記事
╭──

More than 3 years have passed since last update.

Azure Cognitive SearchでBlob上のPDFを検索してみた（Python）

Last updated at 2021-04-27Posted at 2021-04-20

#この記事のついて
この記事はAzure CognitiveサービスとAzure Blob Storageの関係と接続方法を纏めます。Azure CognitiveサービスのSDKサンプルは5種類言語までをサポートされていますが[1]、今回REST APIとPythonで試します。

[1] https://docs.microsoft.com/ja-jp/azure/search/samples-rest 、etc.

###参考
https://qiita.com/omiyu/items/7fa6cf49652a894cedb8
Azure Cognitiveの入門
 Cognitive SearchとBlob

#前提条件
Azureサブスクリプション
Azure Cognitive無料版
Azure Blob Storage
Python

#手順
以下の4つの手順をやっていきます

Data Storageの作成
Skillsetの作成
Indexの作成
Indexerの作成

手順が全てを完了した場合は、作成したCognitiveサービスでPDFファイルの探すを試します。

##1. Data Storageの作成
こちらの手順を進む前に前提条件を完了してください。さらに以下の前提条件を完了してください。

Azure Blob Container作成完了

新しいBlobでダミーPdfをたくさん入れます。自分の場合はダミーPDFファイルは学会の論文なので、こちらのサイトから一部無料で取りできます。

新しいPythonファイルを作成してください。今回は「create_datasource.py」と名前を付けます。

create_datasource.py

import requests
import json

cognitive_url = "<自分のAzure Cognitive URL>" #普段は"<自分のAzure Cognitiveサービス名.search.windows.net>"
api_key = "<自分のAzure Cognitive APIキー>"

request_body = {
  "name" : "<自分のData Source名>", #データソース名を好きに入れてください
  "description" : "データソースの作成",
  "type" : "azureblob",
  "credentials" :
  { "connectionString" :
    "DefaultEndpointsProtocol=https;AccountName=<自分のAzure Storage名>;AccountKey=自分のAzure Storage APIキー;"

╰──

演習課題
**a)** Blob上のPDF検索の記事では、新しく作るPythonファイルに何という名前を付けていますか。
**b)** Blob上のPDF検索の記事を、最後に示された行の次から書き進めてください。

提供データ
╭──

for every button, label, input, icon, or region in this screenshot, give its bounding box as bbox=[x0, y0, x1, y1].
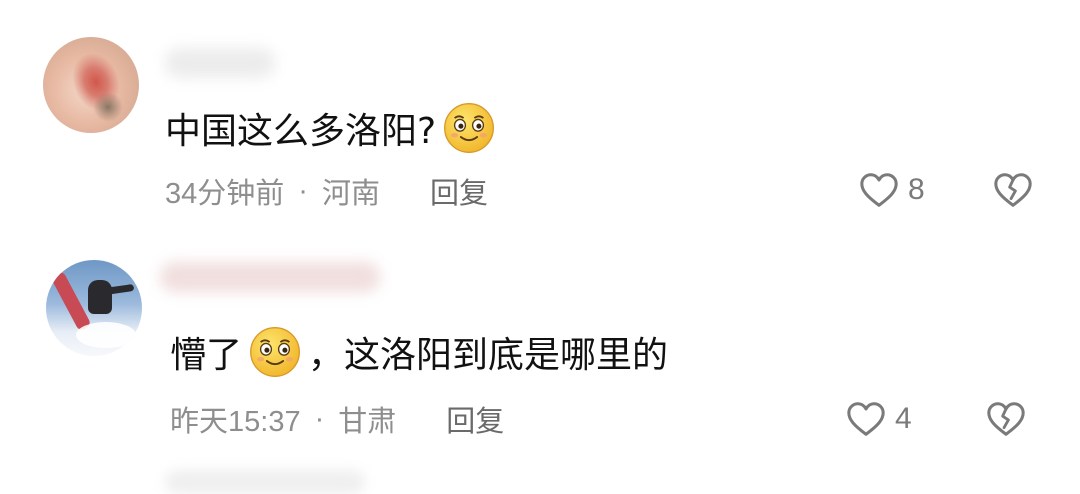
comment-text-before: 懵了 bbox=[170, 335, 243, 376]
heart-outline-icon bbox=[860, 173, 898, 207]
like-button[interactable]: 4 bbox=[845, 397, 912, 441]
comment-time: 34分钟前 bbox=[165, 178, 285, 210]
comment-text-before: 中国这么多洛阳? bbox=[165, 111, 437, 152]
broken-heart-outline-icon[interactable] bbox=[985, 399, 1027, 439]
comment-location: 河南 bbox=[321, 178, 380, 210]
comment-meta: 昨天15:37 · 甘肃 回复 bbox=[170, 399, 504, 439]
next-comment-username-blurred bbox=[165, 470, 365, 494]
like-count: 8 bbox=[908, 173, 925, 206]
avatar-art-snow bbox=[76, 322, 136, 348]
username-blurred[interactable] bbox=[165, 48, 275, 78]
meta-separator: · bbox=[314, 402, 325, 435]
reply-button[interactable]: 回复 bbox=[446, 398, 504, 440]
broken-heart-outline-icon[interactable] bbox=[992, 170, 1034, 210]
heart-outline-icon bbox=[847, 402, 885, 436]
comment-time: 昨天15:37 bbox=[170, 406, 301, 438]
comment-item: 懵了 ，这洛阳到底是哪里的 昨天15:37 · 甘肃 回复 4 bbox=[0, 240, 1080, 470]
like-button[interactable]: 8 bbox=[858, 168, 925, 212]
like-count: 4 bbox=[895, 402, 912, 435]
comment-location: 甘肃 bbox=[338, 406, 397, 438]
avatar[interactable] bbox=[43, 37, 139, 133]
avatar-art-rider bbox=[88, 280, 112, 314]
username-blurred[interactable] bbox=[160, 262, 380, 292]
avatar-art-shadow bbox=[93, 92, 123, 122]
smiling-face-emoji-icon bbox=[444, 103, 495, 153]
smiling-face-emoji-icon bbox=[250, 327, 300, 377]
comment-item: 中国这么多洛阳? 34分钟前 · 河南 回复 8 bbox=[0, 0, 1080, 230]
comment-meta: 34分钟前 · 河南 回复 bbox=[165, 171, 488, 211]
avatar-art-board bbox=[50, 270, 92, 332]
meta-separator: · bbox=[298, 174, 308, 207]
comment-text-after: ，这洛阳到底是哪里的 bbox=[308, 335, 669, 376]
avatar[interactable] bbox=[46, 260, 142, 356]
comment-text: 中国这么多洛阳? bbox=[165, 103, 502, 153]
comment-text: 懵了 ，这洛阳到底是哪里的 bbox=[170, 327, 668, 377]
reply-button[interactable]: 回复 bbox=[430, 170, 488, 212]
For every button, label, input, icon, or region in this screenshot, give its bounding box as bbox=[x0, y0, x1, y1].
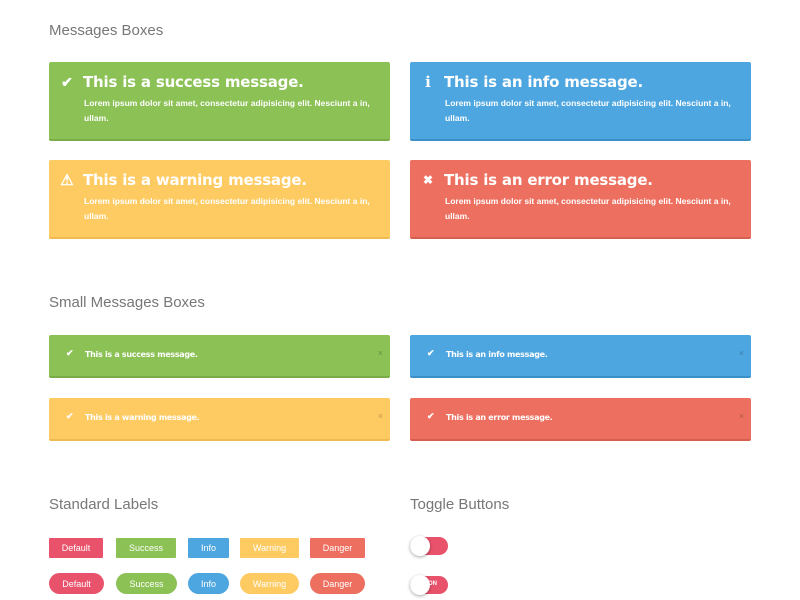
small-message-text: This is a warning message. bbox=[85, 413, 200, 422]
toggle-switch-off[interactable] bbox=[410, 536, 448, 556]
close-icon[interactable]: × bbox=[739, 411, 744, 421]
check-icon: ✔ bbox=[427, 411, 435, 421]
small-info-message: ✔ This is an info message. × bbox=[410, 335, 751, 378]
pill-label-info: Info bbox=[188, 573, 229, 594]
message-body: Lorem ipsum dolor sit amet, consectetur … bbox=[445, 98, 731, 123]
labels-section-title: Standard Labels bbox=[49, 496, 159, 513]
check-icon: ✔ bbox=[427, 348, 435, 358]
message-body: Lorem ipsum dolor sit amet, consectetur … bbox=[84, 196, 370, 221]
message-title: This is a warning message. bbox=[83, 171, 307, 189]
toggles-section-title: Toggle Buttons bbox=[410, 496, 510, 513]
check-icon: ✔ bbox=[61, 73, 73, 90]
warning-icon: ⚠ bbox=[60, 172, 74, 189]
check-icon: ✔ bbox=[66, 411, 74, 421]
pill-label-default: Default bbox=[49, 573, 104, 594]
small-warning-message: ✔ This is a warning message. × bbox=[49, 398, 390, 441]
label-default: Default bbox=[49, 538, 103, 558]
label-info: Info bbox=[188, 538, 229, 558]
small-message-text: This is an error message. bbox=[446, 413, 553, 422]
info-message-box: i This is an info message. Lorem ipsum d… bbox=[410, 62, 751, 141]
small-message-text: This is an info message. bbox=[446, 350, 548, 359]
close-icon[interactable]: × bbox=[739, 348, 744, 358]
pill-label-warning: Warning bbox=[240, 573, 299, 594]
success-message-box: ✔ This is a success message. Lorem ipsum… bbox=[49, 62, 390, 141]
small-success-message: ✔ This is a success message. × bbox=[49, 335, 390, 378]
toggle-knob bbox=[410, 536, 430, 556]
label-warning: Warning bbox=[240, 538, 299, 558]
error-message-box: ✖ This is an error message. Lorem ipsum … bbox=[410, 160, 751, 239]
close-icon[interactable]: × bbox=[378, 411, 383, 421]
label-success: Success bbox=[116, 538, 176, 558]
small-message-text: This is a success message. bbox=[85, 350, 198, 359]
close-icon[interactable]: × bbox=[378, 348, 383, 358]
toggle-on-label: ON bbox=[428, 581, 437, 587]
message-title: This is an error message. bbox=[444, 171, 653, 189]
small-error-message: ✔ This is an error message. × bbox=[410, 398, 751, 441]
toggle-knob bbox=[410, 575, 430, 595]
close-icon: ✖ bbox=[422, 173, 434, 187]
message-body: Lorem ipsum dolor sit amet, consectetur … bbox=[445, 196, 731, 221]
info-icon: i bbox=[425, 73, 431, 91]
label-danger: Danger bbox=[310, 538, 365, 558]
message-title: This is an info message. bbox=[444, 73, 643, 91]
toggle-switch-on[interactable]: ON bbox=[410, 575, 448, 595]
message-title: This is a success message. bbox=[83, 73, 304, 91]
warning-message-box: ⚠ This is a warning message. Lorem ipsum… bbox=[49, 160, 390, 239]
messages-section-title: Messages Boxes bbox=[49, 22, 164, 39]
check-icon: ✔ bbox=[66, 348, 74, 358]
small-messages-section-title: Small Messages Boxes bbox=[49, 294, 205, 311]
message-body: Lorem ipsum dolor sit amet, consectetur … bbox=[84, 98, 370, 123]
pill-label-danger: Danger bbox=[310, 573, 365, 594]
pill-label-success: Success bbox=[116, 573, 177, 594]
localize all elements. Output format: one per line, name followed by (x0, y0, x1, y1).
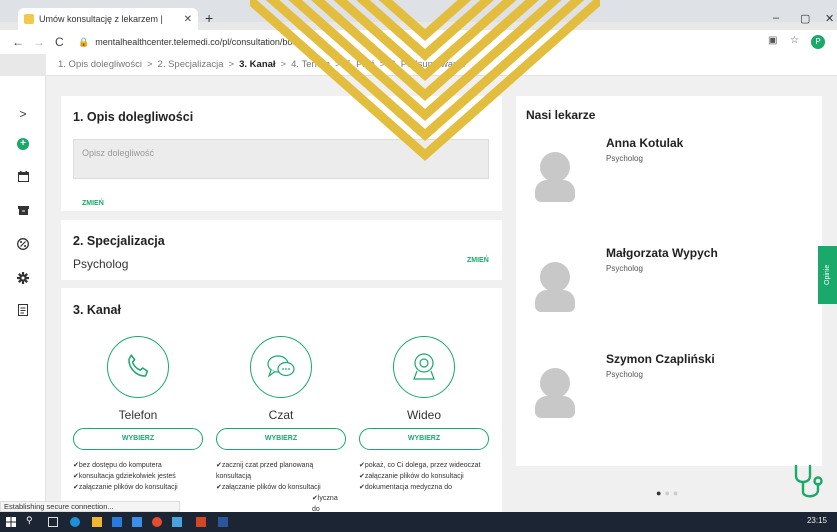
breadcrumb-separator: > (228, 59, 235, 70)
profile-avatar[interactable]: P (811, 35, 825, 49)
tab-title: Umów konsultację z lekarzem | (39, 14, 163, 24)
doctor-role: Psycholog (606, 154, 643, 163)
feedback-tab[interactable]: Opinie (818, 246, 837, 304)
avatar-body (535, 396, 575, 418)
stethoscope-icon[interactable] (788, 462, 828, 502)
mail-icon[interactable] (132, 517, 142, 527)
list-item: bez dostępu do komputera (73, 460, 203, 471)
webcam-icon[interactable] (393, 336, 455, 398)
reload-button[interactable]: C (55, 35, 64, 49)
channel-chat: Czat WYBIERZ zacznij czat przed planowan… (216, 336, 346, 515)
channel-phone: Telefon WYBIERZ bez dostępu do komputera… (73, 336, 203, 493)
windows-start-icon[interactable] (6, 517, 16, 527)
channel-label: Telefon (118, 408, 158, 422)
doctor-name: Szymon Czapliński (606, 352, 715, 366)
avatar-body (535, 290, 575, 312)
channel-video: Wideo WYBIERZ pokaż, co Ci dolega, przez… (359, 336, 489, 493)
breadcrumb-step-2[interactable]: 2. Specjalizacja (158, 59, 224, 70)
list-item: załączanie plików do konsultacji (359, 471, 489, 482)
select-phone-button[interactable]: WYBIERZ (73, 428, 203, 450)
list-item: dokumentacja medyczna do (359, 482, 489, 493)
avatar-body (535, 180, 575, 202)
section-title: 1. Opis dolegliwości (73, 110, 194, 124)
search-icon[interactable]: ⚲ (26, 515, 36, 525)
doctor-name: Małgorzata Wypych (606, 246, 718, 260)
section-title: 3. Kanał (73, 303, 121, 317)
file-explorer-icon[interactable] (92, 517, 102, 527)
sidebar-item-documents[interactable] (0, 300, 46, 320)
chrome-icon[interactable] (152, 517, 162, 527)
change-specialization-link[interactable]: ZMIEŃ (467, 257, 489, 264)
document-icon (18, 304, 28, 316)
favicon-icon (24, 14, 34, 24)
back-button[interactable]: ← (12, 35, 24, 49)
powerpoint-icon[interactable] (196, 517, 206, 527)
sidebar-item-archive[interactable] (0, 200, 46, 220)
feature-list: zacznij czat przed planowaną konsultacją… (216, 460, 346, 515)
breadcrumb-separator: > (146, 59, 153, 70)
list-item: konsultacja gdziekolwiek jesteś (73, 471, 203, 482)
section-title: 2. Specjalizacja (73, 234, 165, 248)
doctor-name: Anna Kotulak (606, 136, 684, 150)
sidebar-item-settings[interactable] (0, 268, 46, 288)
word-icon[interactable] (218, 517, 228, 527)
doctor-role: Psycholog (606, 370, 643, 379)
new-tab-button[interactable]: + (205, 10, 213, 26)
doctor-card[interactable]: Małgorzata Wypych Psycholog (516, 246, 822, 326)
add-circle-icon: + (17, 138, 29, 150)
store-icon[interactable] (112, 517, 122, 527)
channel-label: Czat (268, 408, 294, 422)
lock-icon: 🔒 (78, 36, 90, 47)
calendar-icon (17, 170, 29, 182)
doctor-card[interactable]: Szymon Czapliński Psycholog (516, 352, 822, 432)
status-bar: Establishing secure connection... (0, 501, 180, 512)
breadcrumb-step-1[interactable]: 1. Opis dolegliwości (58, 59, 142, 70)
maximize-button[interactable]: ▢ (800, 12, 810, 25)
feature-list: bez dostępu do komputera konsultacja gdz… (73, 460, 203, 493)
gear-icon (17, 272, 29, 284)
specialization-value: Psycholog (73, 257, 129, 271)
minimize-button[interactable]: – (773, 12, 779, 24)
list-item: załączanie plików do konsultacji (73, 482, 203, 493)
doctor-role: Psycholog (606, 264, 643, 273)
edge-icon[interactable] (70, 517, 80, 527)
list-item: zacznij czat przed planowaną konsultacją (216, 460, 346, 482)
change-description-link[interactable]: ZMIEŃ (82, 200, 104, 207)
feature-list: pokaż, co Ci dolega, przez wideoczat zał… (359, 460, 489, 493)
sidebar-item-new-consultation[interactable]: + (0, 134, 46, 154)
forward-button[interactable]: → (33, 35, 45, 49)
os-taskbar: ⚲ 23:15 (0, 512, 837, 532)
select-chat-button[interactable]: WYBIERZ (216, 428, 346, 450)
avatar (540, 262, 570, 292)
close-window-button[interactable]: ✕ (825, 12, 834, 25)
list-item: pokaż, co Ci dolega, przez wideoczat (359, 460, 489, 471)
chat-bubbles-icon[interactable] (250, 336, 312, 398)
channel-label: Wideo (406, 408, 441, 422)
chevron-right-icon: > (19, 107, 27, 121)
avatar (540, 368, 570, 398)
list-item: załączanie plików do konsultacji (216, 482, 346, 493)
system-clock[interactable]: 23:15 (807, 516, 827, 525)
percent-icon (17, 238, 29, 250)
sidebar-expand-button[interactable]: > (0, 104, 46, 124)
app-icon[interactable] (172, 517, 182, 527)
section-channel: 3. Kanał Telefon WYBIERZ bez dostępu do … (61, 288, 502, 515)
chevron-overlay-graphic (250, 0, 600, 162)
carousel-dots[interactable]: ●●● (656, 488, 681, 498)
tab-close-button[interactable]: ✕ (184, 14, 192, 25)
phone-icon[interactable] (107, 336, 169, 398)
select-video-button[interactable]: WYBIERZ (359, 428, 489, 450)
sidebar: > + (0, 76, 46, 512)
screen: Umów konsultację z lekarzem | ✕ + – ▢ ✕ … (0, 0, 837, 532)
browser-tab[interactable]: Umów konsultację z lekarzem | ✕ (18, 8, 198, 30)
sidebar-item-discounts[interactable] (0, 234, 46, 254)
archive-icon (17, 205, 29, 215)
translate-icon[interactable]: ▣ (768, 35, 777, 46)
section-specialization: 2. Specjalizacja Psycholog ZMIEŃ (61, 220, 502, 280)
task-view-icon[interactable] (48, 517, 58, 527)
bookmark-star-icon[interactable]: ☆ (790, 35, 799, 46)
sidebar-item-calendar[interactable] (0, 166, 46, 186)
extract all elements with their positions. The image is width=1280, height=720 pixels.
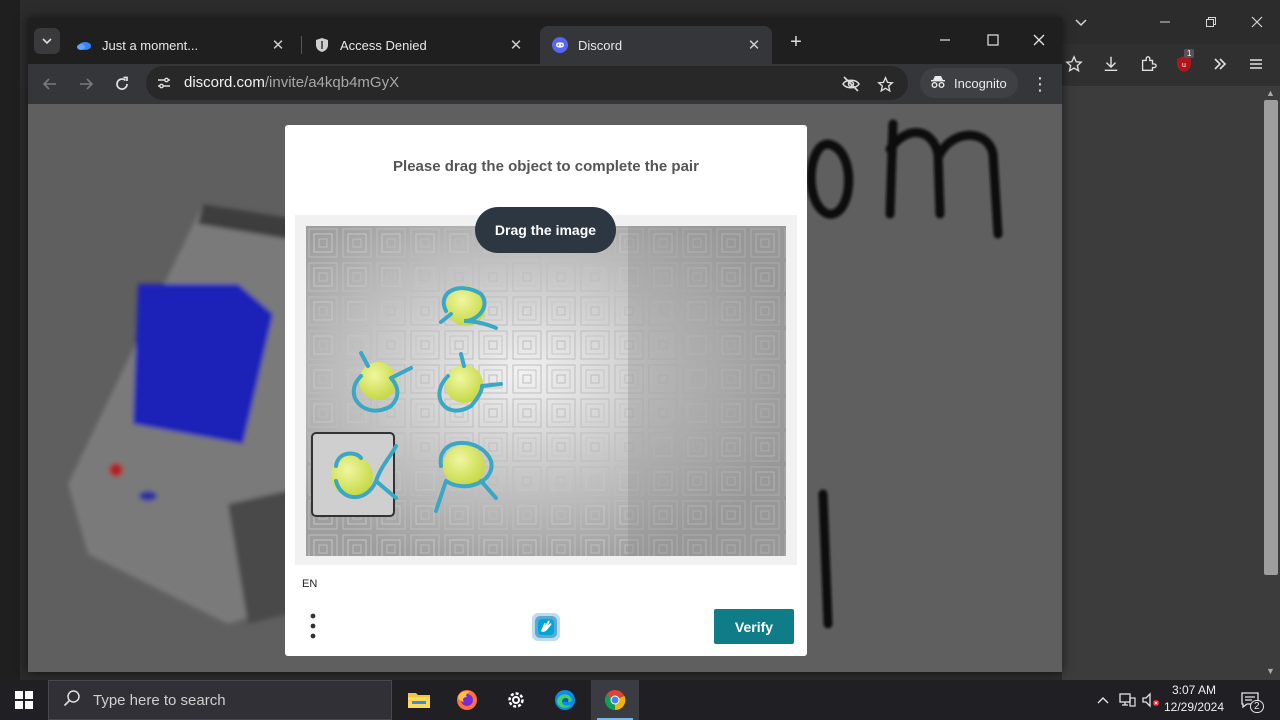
page-viewport: Please drag the object to complete the p… [28, 104, 1062, 672]
browser-toolbar: discord.com/invite/a4kqb4mGyX Incognito … [28, 64, 1062, 104]
desktop-strip [0, 0, 20, 680]
scroll-down-icon[interactable]: ▼ [1266, 666, 1275, 676]
url-host: discord.com [184, 74, 265, 91]
drag-hint-pill: Drag the image [475, 207, 616, 253]
tab-label: Just a moment... [102, 37, 199, 53]
close-tab-icon[interactable]: ✕ [266, 33, 290, 57]
downloads-icon[interactable] [1099, 52, 1123, 76]
address-bar[interactable]: discord.com/invite/a4kqb4mGyX [146, 66, 908, 100]
notification-center-icon[interactable]: 2 [1236, 680, 1264, 720]
ball-ring-object-2 [351, 351, 413, 413]
extension-badge: 1 [1184, 49, 1195, 58]
ball-ring-object-3 [437, 352, 503, 413]
edge-icon[interactable] [541, 680, 589, 720]
network-icon[interactable] [1116, 680, 1138, 720]
chrome-window: Just a moment... ✕ Access Denied ✕ Disco… [28, 18, 1062, 672]
clock-date: 12/29/2024 [1163, 700, 1225, 714]
tray-overflow-chevron-icon[interactable] [1094, 680, 1112, 720]
captcha-instruction: Please drag the object to complete the p… [393, 158, 699, 175]
forward-arrow-icon[interactable] [72, 70, 100, 98]
outer-restore-button[interactable] [1196, 8, 1226, 36]
incognito-label: Incognito [954, 75, 1007, 91]
tab-discord[interactable]: Discord ✕ [540, 26, 772, 64]
settings-gear-icon[interactable] [492, 680, 540, 720]
captcha-stage: Drag the image [295, 207, 797, 565]
chrome-icon[interactable] [591, 680, 639, 720]
notification-count-badge: 2 [1250, 700, 1264, 713]
svg-text:u: u [1182, 62, 1186, 69]
ublock-extension-icon[interactable]: u 1 [1172, 49, 1196, 76]
hamburger-menu-icon[interactable] [1244, 52, 1268, 76]
windows-taskbar: Type here to search 3:07 AM 12/29/2024 2 [0, 680, 1280, 720]
scroll-up-icon[interactable]: ▲ [1266, 88, 1275, 98]
tab-label: Access Denied [340, 37, 427, 53]
clock-time: 3:07 AM [1171, 683, 1217, 697]
close-tab-icon[interactable]: ✕ [504, 33, 528, 57]
extensions-puzzle-icon[interactable] [1136, 52, 1160, 76]
discord-favicon-icon [552, 37, 568, 53]
shield-favicon-icon [314, 37, 330, 53]
ball-ring-object-4 [434, 440, 498, 513]
tab-search-button[interactable] [34, 28, 60, 54]
taskbar-search-box[interactable]: Type here to search [48, 680, 392, 720]
minimize-button[interactable] [922, 24, 968, 56]
captcha-puzzle-canvas[interactable] [306, 226, 786, 556]
outer-minimize-button[interactable] [1150, 8, 1180, 36]
close-tab-icon[interactable]: ✕ [742, 33, 766, 57]
firefox-icon[interactable] [443, 680, 491, 720]
new-tab-button[interactable]: + [784, 30, 808, 54]
url-text[interactable]: discord.com/invite/a4kqb4mGyX [184, 74, 399, 91]
site-info-tune-icon[interactable] [156, 75, 172, 91]
tab-strip: Just a moment... ✕ Access Denied ✕ Disco… [28, 18, 1062, 64]
hcaptcha-logo-icon [528, 609, 564, 645]
volume-muted-icon[interactable] [1140, 680, 1162, 720]
language-selector[interactable]: EN [302, 578, 317, 590]
chrome-menu-kebab-icon[interactable]: ⋮ [1030, 72, 1050, 96]
outer-scrollbar-thumb[interactable] [1264, 100, 1278, 575]
bookmark-star-icon[interactable] [1062, 52, 1086, 76]
close-window-button[interactable] [1016, 24, 1062, 56]
verify-button[interactable]: Verify [714, 609, 794, 644]
windows-start-icon[interactable] [0, 680, 48, 720]
outer-browser-content [1062, 86, 1280, 680]
tab-access-denied[interactable]: Access Denied ✕ [302, 26, 534, 64]
back-arrow-icon[interactable] [36, 70, 64, 98]
reload-icon[interactable] [108, 70, 136, 98]
system-clock[interactable]: 3:07 AM 12/29/2024 [1162, 682, 1226, 716]
more-chevrons-icon[interactable] [1208, 52, 1232, 76]
eye-slash-icon[interactable] [841, 74, 861, 94]
cloud-favicon-icon [76, 37, 92, 53]
outer-tab-list-chevron-icon[interactable] [1066, 8, 1096, 36]
captcha-modal: Please drag the object to complete the p… [285, 125, 807, 656]
incognito-indicator[interactable]: Incognito [920, 68, 1018, 98]
captcha-menu-icon[interactable] [303, 611, 323, 641]
outer-close-button[interactable] [1242, 8, 1272, 36]
draggable-piece [311, 432, 398, 517]
url-path: /invite/a4kqb4mGyX [264, 74, 400, 91]
ball-ring-object-1 [439, 286, 498, 330]
file-explorer-icon[interactable] [395, 680, 443, 720]
search-icon [63, 689, 81, 711]
bookmark-star-icon[interactable] [875, 74, 895, 94]
search-placeholder: Type here to search [93, 691, 226, 709]
incognito-icon [930, 75, 946, 92]
maximize-button[interactable] [970, 24, 1016, 56]
puzzle-objects [311, 286, 503, 517]
tab-just-a-moment[interactable]: Just a moment... ✕ [64, 26, 296, 64]
tab-label: Discord [578, 37, 623, 53]
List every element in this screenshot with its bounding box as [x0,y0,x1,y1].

╰──

解答一覧
**a)** 「create_datasource.py」という名前を付けています。

**b)**
  },
  "container" : { "name" : "自分のAzure StorageのBlobコンテイナー名" }
}

headers = { "api-key " : api_key, "Content-Type" : "application/json" }
ret = requests.post(cognitive_url + "/datasources?api-version=2020-06-30", headers=headers, data=json.dumps(request_body))

print(ret)

Pythonコードを実行したら、ステータスコードを「201」をもらえば問題なし。Azure ポータルでData Sourceを確認してください。Data Sourceの下に、名とテーブルがあります。名は自分で付けたData Sourceの名です。テーブルはBlob Containerの名です。

##2. Skillsetの作成
Skillsetについてはこちらの参考リンクで説明されます
参考リンク : https://docs.microsoft.com/ja-jp/rest/api/searchservice/create-skillset

この記事で、以下の4つのスキルを利用します。

または、他のスキルを試したい方はこちらの参考リンクへ試してください。
参考リンク : https://docs.microsoft.com/ja-jp/azure/search/cognitive-search-predefined-skills

create_skillset.py

import requests
import json


cognitive_url = "<自分のAzure Cognitive URL>" #普段は"<自分のAzure Cognitiveサービス名.search.windows.net>"
api_key = "<自分のAzure Cognitive APIキー>"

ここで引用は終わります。